CYBERSECURITY A-Z

Hybrid Cloud Security

What Is Hybrid Cloud Security?

Hybrid cloud security refers to the strategies, technologies, policies, and processes used to protect data, applications, and infrastructure operating across hybrid cloud environments. It combines public cloud services (for example, AWS, Microsoft Azure, or Google Cloud) with private cloud infrastructure or on-premises systems, creating a more flexible and distributed IT environment.

Adoption is surging as organizations seek to combine the scalability of public cloud with the control and customization of private environments. Gartner predicts that 90% of organizations will adopt this approach through 2027.i According to the 2025 State of Cloud Security Reportii:

  • 54% of organizations have adopted hybrid cloud models
  • Over 78% of respondents use two or more cloud providers
  • Single cloud adoption is becoming less common, with just 18% relying on a single provider (down from 22% in 2024)

Source: https://www.cybersecurity-insiders.com/state-of-cloud-security-report-2025/

Security is essential for organizations that need to maintain agility and scalability while preserving data sovereignty, meeting regulatory requirements, and securing legacy systems.

[Layout dataset entries]
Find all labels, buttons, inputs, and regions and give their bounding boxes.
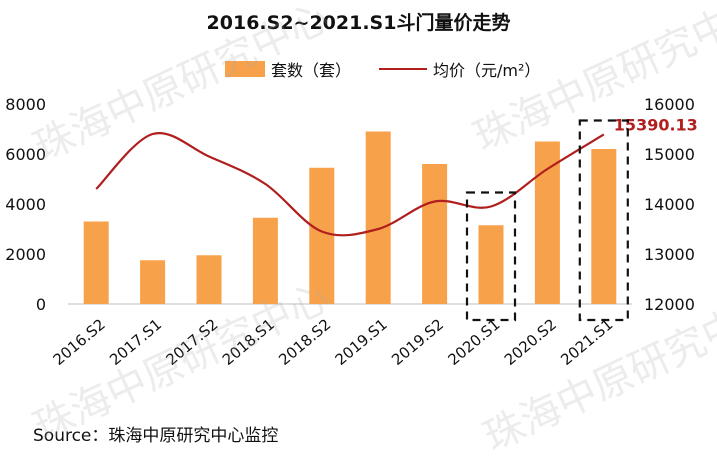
bar: [252, 217, 278, 304]
bar: [365, 131, 391, 304]
bar: [309, 167, 335, 304]
bar: [83, 221, 109, 304]
bar: [591, 149, 617, 304]
legend-item-line: 均价（元/m²）: [379, 57, 540, 81]
x-tick-label: 2020.S2: [501, 315, 560, 369]
legend-bar-label: 套数（套）: [271, 61, 352, 80]
y-left-tick-label: 2000: [5, 245, 46, 264]
x-tick-label: 2016.S2: [50, 315, 109, 369]
x-tick-label: 2021.S1: [557, 315, 616, 369]
x-tick-label: 2018.S1: [219, 315, 278, 369]
y-left-tick-label: 0: [36, 295, 46, 314]
x-tick-label: 2019.S1: [332, 315, 391, 369]
price-line: [95, 131, 605, 237]
chart-legend: 套数（套） 均价（元/m²）: [225, 58, 568, 80]
x-tick-label: 2020.S1: [444, 315, 503, 369]
x-tick-label: 2018.S2: [275, 315, 334, 369]
y-right-tick-label: 16000: [644, 95, 695, 114]
legend-item-bar: 套数（套）: [225, 57, 351, 81]
y-right-tick-label: 15000: [644, 145, 695, 164]
bar: [422, 164, 448, 304]
x-tick-label: 2017.S2: [162, 315, 221, 369]
x-tick-label: 2017.S1: [106, 315, 165, 369]
bar: [534, 141, 560, 304]
price-annotation: 15390.13: [614, 115, 698, 134]
bar: [140, 260, 166, 304]
chart-plot: 0 2000 4000 6000 8000 12000 13000 14000 15000 160…: [5, 95, 698, 369]
source-note: Source：珠海中原研究中心监控: [33, 426, 279, 446]
legend-line-label: 均价（元/m²）: [433, 61, 541, 80]
legend-bar-swatch: [225, 61, 265, 77]
y-left-tick-label: 8000: [5, 95, 46, 114]
y-left-tick-label: 6000: [5, 145, 46, 164]
highlight-box: [465, 191, 517, 322]
chart-title: 2016.S2~2021.S1斗门量价走势: [206, 12, 511, 34]
legend-line-swatch: [379, 68, 428, 70]
bar: [196, 255, 222, 304]
y-left-tick-label: 4000: [5, 195, 46, 214]
y-right-tick-label: 13000: [644, 245, 695, 264]
y-right-tick-label: 12000: [644, 295, 695, 314]
chart-stage: 2016.S2~2021.S1斗门量价走势 套数（套） 均价（元/m²） 0 20…: [5, 0, 717, 461]
y-right-tick-label: 14000: [644, 195, 695, 214]
x-tick-label: 2019.S2: [388, 315, 447, 369]
bar: [478, 225, 504, 304]
highlight-box: [578, 119, 629, 322]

EXERCISES ▸
a: Answer these questions about the hybrid cloud security page:
(i) Which public cloud services does it name as examples?
(ii) What share of organizations does Gartner predict will adopt the hybrid approach through 2027?
(iii) What percentage of organizations relied on a single cloud provider in 2024?
b: Please duplicate the lines of the entries from the line with "bar: [252, 217, 278, 304]" up to and including the line with "y-left-tick-label: 0: [36, 295, 46, 314]".
The hybrid cloud security page and the entries have no connection to each other.

RESPONSES IN ORDER ▸
a:
(i) AWS, Microsoft Azure, and Google Cloud
(ii) 90%
(iii) 22%

b:
bar: [252, 217, 278, 304]
bar: [365, 131, 391, 304]
bar: [309, 167, 335, 304]
bar: [83, 221, 109, 304]
bar: [591, 149, 617, 304]
legend-item-line: 均价（元/m²）: [379, 57, 540, 81]
x-tick-label: 2020.S2: [501, 315, 560, 369]
legend-bar-label: 套数（套）: [271, 61, 352, 80]
y-left-tick-label: 2000: [5, 245, 46, 264]
x-tick-label: 2016.S2: [50, 315, 109, 369]
x-tick-label: 2021.S1: [557, 315, 616, 369]
x-tick-label: 2018.S1: [219, 315, 278, 369]
y-left-tick-label: 0: [36, 295, 46, 314]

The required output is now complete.